Look for "remote" in each line of the entries, and return the matching lines.

--- START ---

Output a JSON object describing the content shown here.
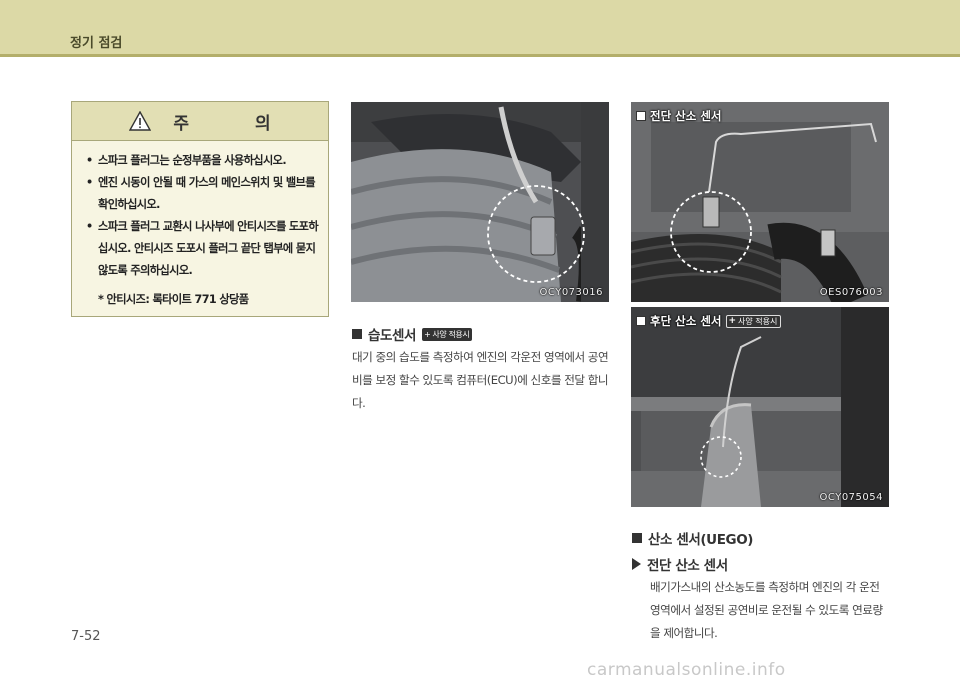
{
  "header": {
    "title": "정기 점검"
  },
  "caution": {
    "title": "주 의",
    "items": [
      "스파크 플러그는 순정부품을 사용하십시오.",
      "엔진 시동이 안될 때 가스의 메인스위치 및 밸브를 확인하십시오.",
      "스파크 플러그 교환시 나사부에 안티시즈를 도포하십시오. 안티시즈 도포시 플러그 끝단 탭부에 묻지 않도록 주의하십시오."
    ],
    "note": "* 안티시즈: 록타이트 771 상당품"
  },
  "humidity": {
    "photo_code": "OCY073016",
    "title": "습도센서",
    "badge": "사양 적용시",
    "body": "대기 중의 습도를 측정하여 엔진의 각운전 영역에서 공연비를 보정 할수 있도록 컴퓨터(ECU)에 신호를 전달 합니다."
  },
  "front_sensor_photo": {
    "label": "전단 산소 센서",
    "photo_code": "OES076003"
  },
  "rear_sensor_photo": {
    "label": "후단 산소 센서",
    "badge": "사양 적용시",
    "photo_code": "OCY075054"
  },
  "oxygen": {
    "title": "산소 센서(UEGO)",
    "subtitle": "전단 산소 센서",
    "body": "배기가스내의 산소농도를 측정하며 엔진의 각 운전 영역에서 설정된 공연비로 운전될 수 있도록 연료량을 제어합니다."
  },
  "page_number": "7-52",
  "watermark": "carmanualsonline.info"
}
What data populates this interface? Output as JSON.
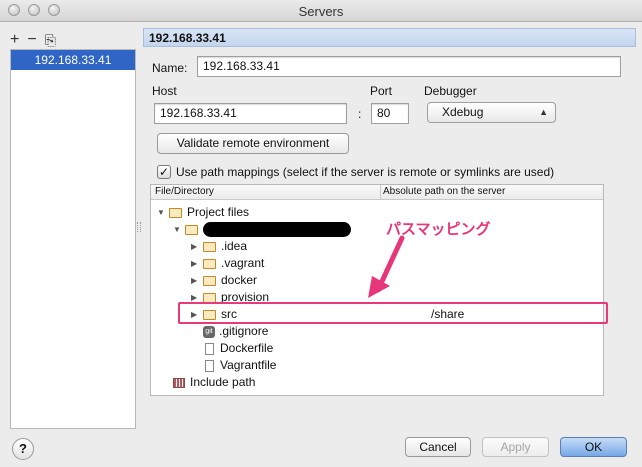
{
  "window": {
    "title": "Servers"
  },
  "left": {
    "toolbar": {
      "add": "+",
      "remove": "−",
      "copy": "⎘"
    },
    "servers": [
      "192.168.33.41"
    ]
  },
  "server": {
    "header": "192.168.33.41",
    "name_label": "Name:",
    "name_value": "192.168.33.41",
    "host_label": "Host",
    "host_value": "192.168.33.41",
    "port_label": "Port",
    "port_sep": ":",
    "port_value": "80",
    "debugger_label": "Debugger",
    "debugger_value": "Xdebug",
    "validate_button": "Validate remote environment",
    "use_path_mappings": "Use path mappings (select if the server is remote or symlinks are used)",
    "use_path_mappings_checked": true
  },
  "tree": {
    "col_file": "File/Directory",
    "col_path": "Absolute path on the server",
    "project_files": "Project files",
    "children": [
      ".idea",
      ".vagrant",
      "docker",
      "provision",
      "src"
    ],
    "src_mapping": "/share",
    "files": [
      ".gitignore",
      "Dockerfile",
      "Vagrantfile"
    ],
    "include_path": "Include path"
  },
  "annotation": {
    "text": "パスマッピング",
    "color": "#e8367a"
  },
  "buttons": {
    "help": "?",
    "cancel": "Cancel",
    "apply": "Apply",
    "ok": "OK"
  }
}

--- END ---
--- START ---

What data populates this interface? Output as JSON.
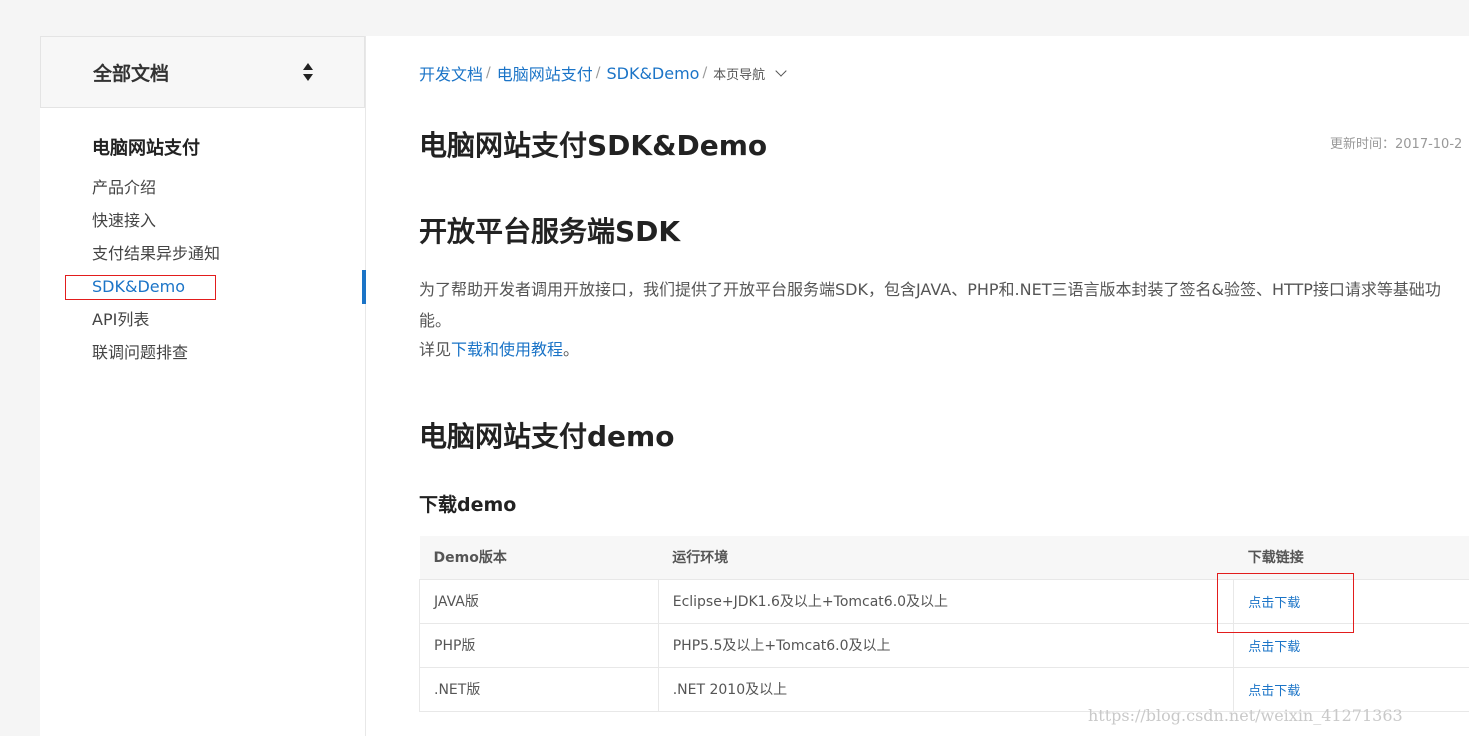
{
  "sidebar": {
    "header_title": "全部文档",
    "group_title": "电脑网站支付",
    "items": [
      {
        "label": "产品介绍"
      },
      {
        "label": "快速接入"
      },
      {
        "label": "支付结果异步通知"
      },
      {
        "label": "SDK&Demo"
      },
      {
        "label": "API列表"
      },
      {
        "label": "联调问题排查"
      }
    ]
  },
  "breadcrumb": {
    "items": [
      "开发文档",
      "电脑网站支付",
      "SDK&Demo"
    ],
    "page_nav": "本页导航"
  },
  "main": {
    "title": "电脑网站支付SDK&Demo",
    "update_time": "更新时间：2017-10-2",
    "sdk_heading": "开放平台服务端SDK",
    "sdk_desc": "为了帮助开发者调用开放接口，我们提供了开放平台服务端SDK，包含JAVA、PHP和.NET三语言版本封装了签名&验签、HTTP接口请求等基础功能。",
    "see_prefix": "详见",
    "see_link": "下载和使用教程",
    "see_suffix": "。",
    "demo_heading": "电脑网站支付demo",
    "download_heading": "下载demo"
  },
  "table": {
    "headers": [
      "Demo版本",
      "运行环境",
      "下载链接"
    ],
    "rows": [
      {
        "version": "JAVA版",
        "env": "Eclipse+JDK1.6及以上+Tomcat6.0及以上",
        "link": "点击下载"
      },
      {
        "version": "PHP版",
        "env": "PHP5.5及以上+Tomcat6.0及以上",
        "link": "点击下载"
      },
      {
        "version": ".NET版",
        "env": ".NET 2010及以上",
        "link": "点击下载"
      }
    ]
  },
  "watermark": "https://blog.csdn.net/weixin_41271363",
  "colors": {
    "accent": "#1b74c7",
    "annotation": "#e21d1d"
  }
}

--- END ---
--- START ---

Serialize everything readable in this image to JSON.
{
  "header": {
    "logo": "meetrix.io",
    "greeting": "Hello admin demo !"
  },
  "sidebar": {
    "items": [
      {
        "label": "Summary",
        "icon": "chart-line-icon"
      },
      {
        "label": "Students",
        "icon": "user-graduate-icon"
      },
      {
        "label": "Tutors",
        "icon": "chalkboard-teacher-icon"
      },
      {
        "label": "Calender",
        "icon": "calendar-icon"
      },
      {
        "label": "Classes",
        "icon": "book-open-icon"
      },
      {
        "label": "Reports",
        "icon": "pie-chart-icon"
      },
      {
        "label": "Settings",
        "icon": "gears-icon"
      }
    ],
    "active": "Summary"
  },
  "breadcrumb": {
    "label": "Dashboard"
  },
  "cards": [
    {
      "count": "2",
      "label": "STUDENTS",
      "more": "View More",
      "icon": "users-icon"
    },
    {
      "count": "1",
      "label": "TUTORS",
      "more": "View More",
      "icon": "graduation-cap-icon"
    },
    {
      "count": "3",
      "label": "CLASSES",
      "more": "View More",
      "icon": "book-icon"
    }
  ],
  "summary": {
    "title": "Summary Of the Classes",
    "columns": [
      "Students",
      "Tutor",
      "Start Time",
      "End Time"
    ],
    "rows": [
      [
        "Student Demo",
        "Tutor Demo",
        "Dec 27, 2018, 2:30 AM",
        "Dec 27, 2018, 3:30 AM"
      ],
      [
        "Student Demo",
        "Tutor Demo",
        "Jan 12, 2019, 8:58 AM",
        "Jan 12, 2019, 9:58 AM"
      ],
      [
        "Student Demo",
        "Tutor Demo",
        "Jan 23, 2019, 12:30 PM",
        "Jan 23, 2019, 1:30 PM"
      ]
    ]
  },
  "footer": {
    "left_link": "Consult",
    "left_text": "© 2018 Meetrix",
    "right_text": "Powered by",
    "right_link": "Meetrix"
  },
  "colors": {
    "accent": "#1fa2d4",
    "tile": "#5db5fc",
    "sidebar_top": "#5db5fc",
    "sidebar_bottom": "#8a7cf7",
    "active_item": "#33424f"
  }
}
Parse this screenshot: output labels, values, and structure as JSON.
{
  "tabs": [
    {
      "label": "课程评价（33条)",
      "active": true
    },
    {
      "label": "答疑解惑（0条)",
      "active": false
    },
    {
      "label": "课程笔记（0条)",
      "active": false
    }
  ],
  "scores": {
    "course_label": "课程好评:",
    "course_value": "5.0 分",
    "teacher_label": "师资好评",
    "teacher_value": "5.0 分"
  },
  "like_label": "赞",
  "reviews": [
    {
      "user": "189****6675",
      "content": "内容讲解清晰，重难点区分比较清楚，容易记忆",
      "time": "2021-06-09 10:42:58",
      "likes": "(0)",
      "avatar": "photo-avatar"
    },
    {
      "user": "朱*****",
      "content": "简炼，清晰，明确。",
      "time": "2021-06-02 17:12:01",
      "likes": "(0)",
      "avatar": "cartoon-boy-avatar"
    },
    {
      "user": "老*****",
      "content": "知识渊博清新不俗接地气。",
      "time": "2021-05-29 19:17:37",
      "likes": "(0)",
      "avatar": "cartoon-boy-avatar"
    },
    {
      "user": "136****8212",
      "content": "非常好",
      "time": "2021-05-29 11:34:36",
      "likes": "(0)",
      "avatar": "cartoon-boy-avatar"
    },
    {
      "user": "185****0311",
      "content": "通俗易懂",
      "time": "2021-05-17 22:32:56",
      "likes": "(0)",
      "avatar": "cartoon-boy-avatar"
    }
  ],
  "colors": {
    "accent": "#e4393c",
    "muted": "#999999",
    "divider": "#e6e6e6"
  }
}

--- END ---

# Task output:
    "validate_button": "Validate remote environment",
    "use_path_mappings": "Use path mappings (select if the server is remote or symlinks are used)",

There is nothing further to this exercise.